Exercise directions: Each line containing the word "musique" must be reported.

:: Data for this exercise ::

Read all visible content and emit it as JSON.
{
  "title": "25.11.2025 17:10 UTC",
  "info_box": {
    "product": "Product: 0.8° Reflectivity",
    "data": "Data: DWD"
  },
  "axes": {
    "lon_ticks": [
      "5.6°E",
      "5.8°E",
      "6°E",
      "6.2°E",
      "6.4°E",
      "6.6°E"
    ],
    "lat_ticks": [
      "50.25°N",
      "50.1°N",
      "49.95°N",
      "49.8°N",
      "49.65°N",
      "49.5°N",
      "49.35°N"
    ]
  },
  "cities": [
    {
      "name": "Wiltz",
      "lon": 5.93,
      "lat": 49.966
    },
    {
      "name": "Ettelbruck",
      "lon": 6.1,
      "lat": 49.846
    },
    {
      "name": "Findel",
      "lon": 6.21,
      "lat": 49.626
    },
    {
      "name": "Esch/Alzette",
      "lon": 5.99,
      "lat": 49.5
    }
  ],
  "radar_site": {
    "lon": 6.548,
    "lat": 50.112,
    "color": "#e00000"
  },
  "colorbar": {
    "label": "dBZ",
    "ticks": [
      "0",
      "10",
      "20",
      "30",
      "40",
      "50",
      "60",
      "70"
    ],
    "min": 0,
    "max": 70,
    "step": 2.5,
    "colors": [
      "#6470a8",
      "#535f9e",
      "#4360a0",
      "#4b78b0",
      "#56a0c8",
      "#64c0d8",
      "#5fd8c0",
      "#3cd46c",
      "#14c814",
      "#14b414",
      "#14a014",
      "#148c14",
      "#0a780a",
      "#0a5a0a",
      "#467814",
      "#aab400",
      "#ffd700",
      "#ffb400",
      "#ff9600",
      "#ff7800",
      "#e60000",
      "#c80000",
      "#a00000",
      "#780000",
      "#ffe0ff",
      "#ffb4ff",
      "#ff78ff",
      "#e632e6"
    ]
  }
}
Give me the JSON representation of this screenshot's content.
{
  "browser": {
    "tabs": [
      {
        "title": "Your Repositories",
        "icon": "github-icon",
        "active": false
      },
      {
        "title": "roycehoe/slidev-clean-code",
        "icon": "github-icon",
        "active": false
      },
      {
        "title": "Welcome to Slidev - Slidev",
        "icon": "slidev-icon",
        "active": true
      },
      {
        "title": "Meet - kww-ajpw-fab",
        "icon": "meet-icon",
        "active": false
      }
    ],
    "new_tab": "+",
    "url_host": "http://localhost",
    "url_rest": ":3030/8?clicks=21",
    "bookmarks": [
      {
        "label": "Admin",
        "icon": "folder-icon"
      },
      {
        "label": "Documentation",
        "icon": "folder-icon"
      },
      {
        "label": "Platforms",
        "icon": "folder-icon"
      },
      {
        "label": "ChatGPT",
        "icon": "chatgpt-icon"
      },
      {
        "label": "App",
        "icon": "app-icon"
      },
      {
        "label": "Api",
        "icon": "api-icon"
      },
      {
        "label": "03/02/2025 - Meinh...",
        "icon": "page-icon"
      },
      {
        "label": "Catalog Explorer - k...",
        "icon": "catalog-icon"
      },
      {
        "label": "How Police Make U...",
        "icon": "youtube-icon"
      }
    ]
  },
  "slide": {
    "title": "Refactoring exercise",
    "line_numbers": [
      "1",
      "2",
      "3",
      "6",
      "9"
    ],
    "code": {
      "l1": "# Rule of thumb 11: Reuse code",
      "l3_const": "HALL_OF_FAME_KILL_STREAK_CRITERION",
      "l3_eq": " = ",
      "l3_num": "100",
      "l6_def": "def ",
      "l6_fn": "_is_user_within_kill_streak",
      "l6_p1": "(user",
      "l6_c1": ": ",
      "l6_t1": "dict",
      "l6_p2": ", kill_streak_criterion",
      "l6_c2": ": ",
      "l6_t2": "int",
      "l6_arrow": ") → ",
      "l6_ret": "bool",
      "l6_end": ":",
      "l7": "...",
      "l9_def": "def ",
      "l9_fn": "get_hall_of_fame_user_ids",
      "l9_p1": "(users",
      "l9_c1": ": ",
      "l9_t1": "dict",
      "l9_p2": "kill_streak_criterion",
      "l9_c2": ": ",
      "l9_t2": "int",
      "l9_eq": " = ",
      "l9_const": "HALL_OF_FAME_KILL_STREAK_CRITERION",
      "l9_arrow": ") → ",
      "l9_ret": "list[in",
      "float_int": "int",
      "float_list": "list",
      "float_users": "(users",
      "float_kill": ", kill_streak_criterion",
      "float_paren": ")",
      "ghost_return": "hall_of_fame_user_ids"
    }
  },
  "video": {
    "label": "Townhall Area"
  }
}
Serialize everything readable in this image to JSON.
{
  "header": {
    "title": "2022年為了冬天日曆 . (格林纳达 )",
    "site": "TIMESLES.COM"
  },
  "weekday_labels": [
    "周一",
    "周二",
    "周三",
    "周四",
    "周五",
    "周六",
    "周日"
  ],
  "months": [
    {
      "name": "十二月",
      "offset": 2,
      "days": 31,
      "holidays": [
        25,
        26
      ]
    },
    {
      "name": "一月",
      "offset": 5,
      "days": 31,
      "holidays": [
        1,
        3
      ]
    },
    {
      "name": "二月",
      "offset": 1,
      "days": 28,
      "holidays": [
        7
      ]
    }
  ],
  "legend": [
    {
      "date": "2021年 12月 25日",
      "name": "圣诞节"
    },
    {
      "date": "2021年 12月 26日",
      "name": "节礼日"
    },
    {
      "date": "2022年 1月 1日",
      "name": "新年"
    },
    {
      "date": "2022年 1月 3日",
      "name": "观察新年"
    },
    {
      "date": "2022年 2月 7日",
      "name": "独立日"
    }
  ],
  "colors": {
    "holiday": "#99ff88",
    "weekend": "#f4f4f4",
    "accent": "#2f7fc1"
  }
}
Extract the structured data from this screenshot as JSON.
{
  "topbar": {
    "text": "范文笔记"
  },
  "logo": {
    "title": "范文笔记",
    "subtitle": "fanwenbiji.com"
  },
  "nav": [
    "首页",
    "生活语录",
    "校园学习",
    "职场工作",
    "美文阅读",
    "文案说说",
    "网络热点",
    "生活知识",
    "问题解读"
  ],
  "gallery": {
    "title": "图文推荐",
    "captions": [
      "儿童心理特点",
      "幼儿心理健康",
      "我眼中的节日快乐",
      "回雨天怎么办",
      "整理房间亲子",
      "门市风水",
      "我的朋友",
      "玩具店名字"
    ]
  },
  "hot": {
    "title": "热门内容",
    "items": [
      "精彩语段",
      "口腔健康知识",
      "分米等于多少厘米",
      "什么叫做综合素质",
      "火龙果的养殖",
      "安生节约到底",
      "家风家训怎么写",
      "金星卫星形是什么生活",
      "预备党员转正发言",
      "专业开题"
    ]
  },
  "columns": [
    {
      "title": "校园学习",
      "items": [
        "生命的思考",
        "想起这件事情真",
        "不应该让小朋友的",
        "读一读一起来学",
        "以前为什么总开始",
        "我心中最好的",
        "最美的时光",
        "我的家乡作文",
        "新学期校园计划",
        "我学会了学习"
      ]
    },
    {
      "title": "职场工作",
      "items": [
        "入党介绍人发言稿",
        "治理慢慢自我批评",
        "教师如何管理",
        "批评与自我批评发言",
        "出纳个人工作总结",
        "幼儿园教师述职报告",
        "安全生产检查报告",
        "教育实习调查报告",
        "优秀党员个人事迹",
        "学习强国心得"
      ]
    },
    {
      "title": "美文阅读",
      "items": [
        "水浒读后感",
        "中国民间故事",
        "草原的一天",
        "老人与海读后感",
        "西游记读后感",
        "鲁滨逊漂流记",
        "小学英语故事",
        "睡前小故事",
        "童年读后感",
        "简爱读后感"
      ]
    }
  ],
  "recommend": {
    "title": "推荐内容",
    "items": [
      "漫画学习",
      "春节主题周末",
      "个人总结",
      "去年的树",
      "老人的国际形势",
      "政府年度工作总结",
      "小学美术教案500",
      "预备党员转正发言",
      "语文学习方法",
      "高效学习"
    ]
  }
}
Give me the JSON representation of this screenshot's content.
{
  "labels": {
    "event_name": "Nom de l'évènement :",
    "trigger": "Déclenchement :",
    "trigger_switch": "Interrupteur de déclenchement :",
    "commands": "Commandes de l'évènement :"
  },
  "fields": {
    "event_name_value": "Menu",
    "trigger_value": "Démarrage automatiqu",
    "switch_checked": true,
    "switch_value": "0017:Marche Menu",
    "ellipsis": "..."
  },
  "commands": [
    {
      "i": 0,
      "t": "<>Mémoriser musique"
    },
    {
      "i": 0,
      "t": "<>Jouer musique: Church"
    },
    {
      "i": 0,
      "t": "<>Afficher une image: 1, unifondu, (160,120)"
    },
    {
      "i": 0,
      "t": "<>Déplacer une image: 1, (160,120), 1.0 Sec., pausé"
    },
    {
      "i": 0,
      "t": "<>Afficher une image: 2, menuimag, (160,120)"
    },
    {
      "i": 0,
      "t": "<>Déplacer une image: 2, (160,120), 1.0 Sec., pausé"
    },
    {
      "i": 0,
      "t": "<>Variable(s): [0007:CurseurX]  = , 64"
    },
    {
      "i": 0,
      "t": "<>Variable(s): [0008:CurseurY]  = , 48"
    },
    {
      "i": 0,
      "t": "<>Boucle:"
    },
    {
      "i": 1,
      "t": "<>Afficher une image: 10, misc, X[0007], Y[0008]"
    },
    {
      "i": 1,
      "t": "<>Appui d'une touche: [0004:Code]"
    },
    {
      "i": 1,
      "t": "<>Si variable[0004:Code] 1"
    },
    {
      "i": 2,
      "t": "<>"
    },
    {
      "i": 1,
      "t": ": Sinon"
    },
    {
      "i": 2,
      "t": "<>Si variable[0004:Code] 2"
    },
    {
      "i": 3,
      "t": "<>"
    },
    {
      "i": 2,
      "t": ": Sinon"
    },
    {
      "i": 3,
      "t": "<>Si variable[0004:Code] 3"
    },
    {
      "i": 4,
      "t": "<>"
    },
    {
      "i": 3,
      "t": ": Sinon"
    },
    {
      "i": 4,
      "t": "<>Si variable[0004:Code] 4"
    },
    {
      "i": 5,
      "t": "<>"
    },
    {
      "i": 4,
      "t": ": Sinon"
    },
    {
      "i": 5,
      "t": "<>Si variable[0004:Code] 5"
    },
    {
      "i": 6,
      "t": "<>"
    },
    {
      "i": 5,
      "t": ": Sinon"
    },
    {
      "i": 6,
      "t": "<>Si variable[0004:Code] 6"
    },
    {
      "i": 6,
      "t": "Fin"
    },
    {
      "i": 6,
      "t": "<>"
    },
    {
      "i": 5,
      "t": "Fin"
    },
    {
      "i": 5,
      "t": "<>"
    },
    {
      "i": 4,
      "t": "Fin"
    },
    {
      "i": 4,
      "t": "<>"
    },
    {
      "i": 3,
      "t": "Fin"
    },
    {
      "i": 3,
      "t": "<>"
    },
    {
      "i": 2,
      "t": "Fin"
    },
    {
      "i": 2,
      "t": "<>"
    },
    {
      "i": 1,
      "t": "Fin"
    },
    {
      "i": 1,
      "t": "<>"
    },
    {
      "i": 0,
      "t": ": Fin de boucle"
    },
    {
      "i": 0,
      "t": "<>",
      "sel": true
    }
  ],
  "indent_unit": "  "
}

:::

Answer:
      "t": "<>Mémoriser musique"
      "t": "<>Jouer musique: Church"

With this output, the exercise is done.